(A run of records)
┄┄┄┄┄┄┄┄┄┄

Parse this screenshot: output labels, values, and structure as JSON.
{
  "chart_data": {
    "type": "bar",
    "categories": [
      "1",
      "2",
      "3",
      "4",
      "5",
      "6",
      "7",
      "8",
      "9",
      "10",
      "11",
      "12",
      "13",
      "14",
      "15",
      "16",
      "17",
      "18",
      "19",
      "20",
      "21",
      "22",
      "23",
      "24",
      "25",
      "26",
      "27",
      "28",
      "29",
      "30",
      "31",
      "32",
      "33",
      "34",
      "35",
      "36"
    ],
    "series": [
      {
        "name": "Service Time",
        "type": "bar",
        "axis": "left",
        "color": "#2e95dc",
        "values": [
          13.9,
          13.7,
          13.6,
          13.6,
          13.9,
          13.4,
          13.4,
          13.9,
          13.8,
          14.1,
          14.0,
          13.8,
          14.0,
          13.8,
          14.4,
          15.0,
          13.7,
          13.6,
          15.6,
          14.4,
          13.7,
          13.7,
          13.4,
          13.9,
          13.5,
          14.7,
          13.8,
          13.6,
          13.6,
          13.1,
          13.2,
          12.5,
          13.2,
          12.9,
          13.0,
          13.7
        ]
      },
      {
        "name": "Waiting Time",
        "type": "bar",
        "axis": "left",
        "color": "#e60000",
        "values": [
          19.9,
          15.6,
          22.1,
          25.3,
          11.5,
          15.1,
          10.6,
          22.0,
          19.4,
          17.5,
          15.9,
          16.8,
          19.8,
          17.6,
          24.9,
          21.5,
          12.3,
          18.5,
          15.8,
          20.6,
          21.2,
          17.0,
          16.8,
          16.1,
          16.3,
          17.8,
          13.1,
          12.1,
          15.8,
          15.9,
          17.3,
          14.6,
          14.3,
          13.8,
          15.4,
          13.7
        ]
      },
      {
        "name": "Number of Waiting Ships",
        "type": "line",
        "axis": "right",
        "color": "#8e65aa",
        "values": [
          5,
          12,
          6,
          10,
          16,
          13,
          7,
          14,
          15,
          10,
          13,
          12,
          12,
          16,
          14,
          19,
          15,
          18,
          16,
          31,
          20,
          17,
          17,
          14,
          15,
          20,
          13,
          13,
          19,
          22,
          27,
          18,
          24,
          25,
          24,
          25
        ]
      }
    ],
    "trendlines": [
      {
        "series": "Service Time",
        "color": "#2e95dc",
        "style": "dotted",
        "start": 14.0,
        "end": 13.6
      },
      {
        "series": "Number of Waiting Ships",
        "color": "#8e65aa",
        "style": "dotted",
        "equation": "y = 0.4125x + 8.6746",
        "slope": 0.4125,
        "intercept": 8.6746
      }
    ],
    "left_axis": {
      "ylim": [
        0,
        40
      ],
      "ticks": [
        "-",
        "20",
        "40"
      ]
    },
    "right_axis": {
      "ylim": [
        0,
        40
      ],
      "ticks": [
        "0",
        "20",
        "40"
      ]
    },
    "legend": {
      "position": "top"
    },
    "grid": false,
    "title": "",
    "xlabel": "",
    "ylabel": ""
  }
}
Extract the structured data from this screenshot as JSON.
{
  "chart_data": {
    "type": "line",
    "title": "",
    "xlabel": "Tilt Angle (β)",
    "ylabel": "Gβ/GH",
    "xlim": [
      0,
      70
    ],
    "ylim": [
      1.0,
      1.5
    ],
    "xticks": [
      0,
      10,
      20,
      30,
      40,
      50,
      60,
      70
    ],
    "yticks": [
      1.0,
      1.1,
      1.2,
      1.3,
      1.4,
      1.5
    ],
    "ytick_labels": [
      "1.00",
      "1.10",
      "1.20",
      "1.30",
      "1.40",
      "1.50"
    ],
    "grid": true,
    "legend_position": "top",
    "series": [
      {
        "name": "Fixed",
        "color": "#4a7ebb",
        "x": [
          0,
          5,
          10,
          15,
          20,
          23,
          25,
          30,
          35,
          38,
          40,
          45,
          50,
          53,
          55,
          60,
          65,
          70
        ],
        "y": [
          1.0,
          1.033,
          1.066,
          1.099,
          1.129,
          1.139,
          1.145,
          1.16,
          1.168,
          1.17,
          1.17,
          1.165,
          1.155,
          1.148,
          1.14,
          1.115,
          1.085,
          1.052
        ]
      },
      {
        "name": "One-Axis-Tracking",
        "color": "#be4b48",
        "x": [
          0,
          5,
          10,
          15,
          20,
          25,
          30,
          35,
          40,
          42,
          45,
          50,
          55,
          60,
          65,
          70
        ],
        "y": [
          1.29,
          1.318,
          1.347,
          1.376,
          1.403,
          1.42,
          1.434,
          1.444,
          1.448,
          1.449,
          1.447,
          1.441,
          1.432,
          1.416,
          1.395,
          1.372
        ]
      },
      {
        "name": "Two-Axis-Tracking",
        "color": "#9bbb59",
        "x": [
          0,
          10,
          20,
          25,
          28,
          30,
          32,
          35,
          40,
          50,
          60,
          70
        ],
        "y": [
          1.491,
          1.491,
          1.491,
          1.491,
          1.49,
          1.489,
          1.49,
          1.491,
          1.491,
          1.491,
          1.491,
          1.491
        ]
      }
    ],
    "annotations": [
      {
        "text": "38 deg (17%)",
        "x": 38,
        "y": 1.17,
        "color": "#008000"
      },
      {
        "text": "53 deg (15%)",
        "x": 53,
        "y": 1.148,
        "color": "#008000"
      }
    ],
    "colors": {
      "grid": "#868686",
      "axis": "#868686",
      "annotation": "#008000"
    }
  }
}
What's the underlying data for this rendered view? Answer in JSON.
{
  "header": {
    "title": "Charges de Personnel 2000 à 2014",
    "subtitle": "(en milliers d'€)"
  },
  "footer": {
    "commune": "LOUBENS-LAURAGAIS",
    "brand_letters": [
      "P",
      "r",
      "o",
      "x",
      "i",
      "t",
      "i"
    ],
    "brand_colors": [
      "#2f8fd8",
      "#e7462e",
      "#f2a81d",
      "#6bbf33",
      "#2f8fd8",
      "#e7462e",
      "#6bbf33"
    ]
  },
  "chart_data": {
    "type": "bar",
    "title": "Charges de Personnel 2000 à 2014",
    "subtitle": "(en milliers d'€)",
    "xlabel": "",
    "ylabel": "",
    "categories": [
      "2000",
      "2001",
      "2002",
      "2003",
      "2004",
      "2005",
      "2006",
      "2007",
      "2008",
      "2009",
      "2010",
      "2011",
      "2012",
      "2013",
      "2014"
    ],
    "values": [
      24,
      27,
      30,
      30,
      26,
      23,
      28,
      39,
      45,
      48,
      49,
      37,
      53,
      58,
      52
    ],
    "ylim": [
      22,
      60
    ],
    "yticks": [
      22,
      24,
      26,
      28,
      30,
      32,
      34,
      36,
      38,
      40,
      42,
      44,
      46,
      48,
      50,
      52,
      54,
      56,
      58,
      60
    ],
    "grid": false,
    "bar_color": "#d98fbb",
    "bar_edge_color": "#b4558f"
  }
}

┄┄┄┄┄┄┄┄┄┄

Set down the entries above again, word for word.

# [Exercise result]
Parse this screenshot: output labels, values, and structure as JSON.
{
  "chart_data": {
    "type": "bar",
    "categories": [
      "1",
      "2",
      "3",
      "4",
      "5",
      "6",
      "7",
      "8",
      "9",
      "10",
      "11",
      "12",
      "13",
      "14",
      "15",
      "16",
      "17",
      "18",
      "19",
      "20",
      "21",
      "22",
      "23",
      "24",
      "25",
      "26",
      "27",
      "28",
      "29",
      "30",
      "31",
      "32",
      "33",
      "34",
      "35",
      "36"
    ],
    "series": [
      {
        "name": "Service Time",
        "type": "bar",
        "axis": "left",
        "color": "#2e95dc",
        "values": [
          13.9,
          13.7,
          13.6,
          13.6,
          13.9,
          13.4,
          13.4,
          13.9,
          13.8,
          14.1,
          14.0,
          13.8,
          14.0,
          13.8,
          14.4,
          15.0,
          13.7,
          13.6,
          15.6,
          14.4,
          13.7,
          13.7,
          13.4,
          13.9,
          13.5,
          14.7,
          13.8,
          13.6,
          13.6,
          13.1,
          13.2,
          12.5,
          13.2,
          12.9,
          13.0,
          13.7
        ]
      },
      {
        "name": "Waiting Time",
        "type": "bar",
        "axis": "left",
        "color": "#e60000",
        "values": [
          19.9,
          15.6,
          22.1,
          25.3,
          11.5,
          15.1,
          10.6,
          22.0,
          19.4,
          17.5,
          15.9,
          16.8,
          19.8,
          17.6,
          24.9,
          21.5,
          12.3,
          18.5,
          15.8,
          20.6,
          21.2,
          17.0,
          16.8,
          16.1,
          16.3,
          17.8,
          13.1,
          12.1,
          15.8,
          15.9,
          17.3,
          14.6,
          14.3,
          13.8,
          15.4,
          13.7
        ]
      },
      {
        "name": "Number of Waiting Ships",
        "type": "line",
        "axis": "right",
        "color": "#8e65aa",
        "values": [
          5,
          12,
          6,
          10,
          16,
          13,
          7,
          14,
          15,
          10,
          13,
          12,
          12,
          16,
          14,
          19,
          15,
          18,
          16,
          31,
          20,
          17,
          17,
          14,
          15,
          20,
          13,
          13,
          19,
          22,
          27,
          18,
          24,
          25,
          24,
          25
        ]
      }
    ],
    "trendlines": [
      {
        "series": "Service Time",
        "color": "#2e95dc",
        "style": "dotted",
        "start": 14.0,
        "end": 13.6
      },
      {
        "series": "Number of Waiting Ships",
        "color": "#8e65aa",
        "style": "dotted",
        "equation": "y = 0.4125x + 8.6746",
        "slope": 0.4125,
        "intercept": 8.6746
      }
    ],
    "left_axis": {
      "ylim": [
        0,
        40
      ],
      "ticks": [
        "-",
        "20",
        "40"
      ]
    },
    "right_axis": {
      "ylim": [
        0,
        40
      ],
      "ticks": [
        "0",
        "20",
        "40"
      ]
    },
    "legend": {
      "position": "top"
    },
    "grid": false,
    "title": "",
    "xlabel": "",
    "ylabel": ""
  }
}
Extract the structured data from this screenshot as JSON.
{
  "chart_data": {
    "type": "line",
    "title": "",
    "xlabel": "Tilt Angle (β)",
    "ylabel": "Gβ/GH",
    "xlim": [
      0,
      70
    ],
    "ylim": [
      1.0,
      1.5
    ],
    "xticks": [
      0,
      10,
      20,
      30,
      40,
      50,
      60,
      70
    ],
    "yticks": [
      1.0,
      1.1,
      1.2,
      1.3,
      1.4,
      1.5
    ],
    "ytick_labels": [
      "1.00",
      "1.10",
      "1.20",
      "1.30",
      "1.40",
      "1.50"
    ],
    "grid": true,
    "legend_position": "top",
    "series": [
      {
        "name": "Fixed",
        "color": "#4a7ebb",
        "x": [
          0,
          5,
          10,
          15,
          20,
          23,
          25,
          30,
          35,
          38,
          40,
          45,
          50,
          53,
          55,
          60,
          65,
          70
        ],
        "y": [
          1.0,
          1.033,
          1.066,
          1.099,
          1.129,
          1.139,
          1.145,
          1.16,
          1.168,
          1.17,
          1.17,
          1.165,
          1.155,
          1.148,
          1.14,
          1.115,
          1.085,
          1.052
        ]
      },
      {
        "name": "One-Axis-Tracking",
        "color": "#be4b48",
        "x": [
          0,
          5,
          10,
          15,
          20,
          25,
          30,
          35,
          40,
          42,
          45,
          50,
          55,
          60,
          65,
          70
        ],
        "y": [
          1.29,
          1.318,
          1.347,
          1.376,
          1.403,
          1.42,
          1.434,
          1.444,
          1.448,
          1.449,
          1.447,
          1.441,
          1.432,
          1.416,
          1.395,
          1.372
        ]
      },
      {
        "name": "Two-Axis-Tracking",
        "color": "#9bbb59",
        "x": [
          0,
          10,
          20,
          25,
          28,
          30,
          32,
          35,
          40,
          50,
          60,
          70
        ],
        "y": [
          1.491,
          1.491,
          1.491,
          1.491,
          1.49,
          1.489,
          1.49,
          1.491,
          1.491,
          1.491,
          1.491,
          1.491
        ]
      }
    ],
    "annotations": [
      {
        "text": "38 deg (17%)",
        "x": 38,
        "y": 1.17,
        "color": "#008000"
      },
      {
        "text": "53 deg (15%)",
        "x": 53,
        "y": 1.148,
        "color": "#008000"
      }
    ],
    "colors": {
      "grid": "#868686",
      "axis": "#868686",
      "annotation": "#008000"
    }
  }
}
What's the underlying data for this rendered view? Answer in JSON.
{
  "header": {
    "title": "Charges de Personnel 2000 à 2014",
    "subtitle": "(en milliers d'€)"
  },
  "footer": {
    "commune": "LOUBENS-LAURAGAIS",
    "brand_letters": [
      "P",
      "r",
      "o",
      "x",
      "i",
      "t",
      "i"
    ],
    "brand_colors": [
      "#2f8fd8",
      "#e7462e",
      "#f2a81d",
      "#6bbf33",
      "#2f8fd8",
      "#e7462e",
      "#6bbf33"
    ]
  },
  "chart_data": {
    "type": "bar",
    "title": "Charges de Personnel 2000 à 2014",
    "subtitle": "(en milliers d'€)",
    "xlabel": "",
    "ylabel": "",
    "categories": [
      "2000",
      "2001",
      "2002",
      "2003",
      "2004",
      "2005",
      "2006",
      "2007",
      "2008",
      "2009",
      "2010",
      "2011",
      "2012",
      "2013",
      "2014"
    ],
    "values": [
      24,
      27,
      30,
      30,
      26,
      23,
      28,
      39,
      45,
      48,
      49,
      37,
      53,
      58,
      52
    ],
    "ylim": [
      22,
      60
    ],
    "yticks": [
      22,
      24,
      26,
      28,
      30,
      32,
      34,
      36,
      38,
      40,
      42,
      44,
      46,
      48,
      50,
      52,
      54,
      56,
      58,
      60
    ],
    "grid": false,
    "bar_color": "#d98fbb",
    "bar_edge_color": "#b4558f"
  }
}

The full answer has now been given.